Below is a block of records: output all of them exactly and leave out the pictures.

**** GIVEN ENTRIES

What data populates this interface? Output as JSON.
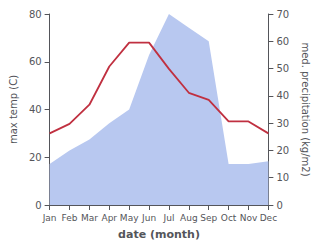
{
  "chart_data": {
    "type": "line",
    "categories": [
      "Jan",
      "Feb",
      "Mar",
      "Apr",
      "May",
      "Jun",
      "Jul",
      "Aug",
      "Sep",
      "Oct",
      "Nov",
      "Dec"
    ],
    "xlabel": "date (month)",
    "ylabel": "max temp (C)",
    "y2label": "med. precipitation (kg/m2)",
    "series": [
      {
        "type": "area",
        "color": "#b8c8f0",
        "axis": "y2",
        "values": [
          15,
          20,
          24,
          30,
          35,
          55,
          70,
          65,
          60,
          15,
          15,
          16
        ]
      },
      {
        "type": "line",
        "color": "#c03040",
        "values": [
          30,
          34,
          42,
          58,
          68,
          68,
          57,
          47,
          44,
          35,
          35,
          30
        ]
      }
    ],
    "ylim": [
      0,
      80
    ],
    "yticks": [
      0,
      20,
      40,
      60,
      80
    ],
    "y2lim": [
      0,
      70
    ],
    "y2ticks": [
      0,
      10,
      20,
      30,
      40,
      50,
      60,
      70
    ],
    "grid": false
  }
}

********

SOLUTION TO THE EXERCISE:
What data populates this interface? Output as JSON.
{
  "chart_data": {
    "type": "line",
    "categories": [
      "Jan",
      "Feb",
      "Mar",
      "Apr",
      "May",
      "Jun",
      "Jul",
      "Aug",
      "Sep",
      "Oct",
      "Nov",
      "Dec"
    ],
    "xlabel": "date (month)",
    "ylabel": "max temp (C)",
    "y2label": "med. precipitation (kg/m2)",
    "series": [
      {
        "type": "area",
        "color": "#b8c8f0",
        "axis": "y2",
        "values": [
          15,
          20,
          24,
          30,
          35,
          55,
          70,
          65,
          60,
          15,
          15,
          16
        ]
      },
      {
        "type": "line",
        "color": "#c03040",
        "values": [
          30,
          34,
          42,
          58,
          68,
          68,
          57,
          47,
          44,
          35,
          35,
          30
        ]
      }
    ],
    "ylim": [
      0,
      80
    ],
    "yticks": [
      0,
      20,
      40,
      60,
      80
    ],
    "y2lim": [
      0,
      70
    ],
    "y2ticks": [
      0,
      10,
      20,
      30,
      40,
      50,
      60,
      70
    ],
    "grid": false
  }
}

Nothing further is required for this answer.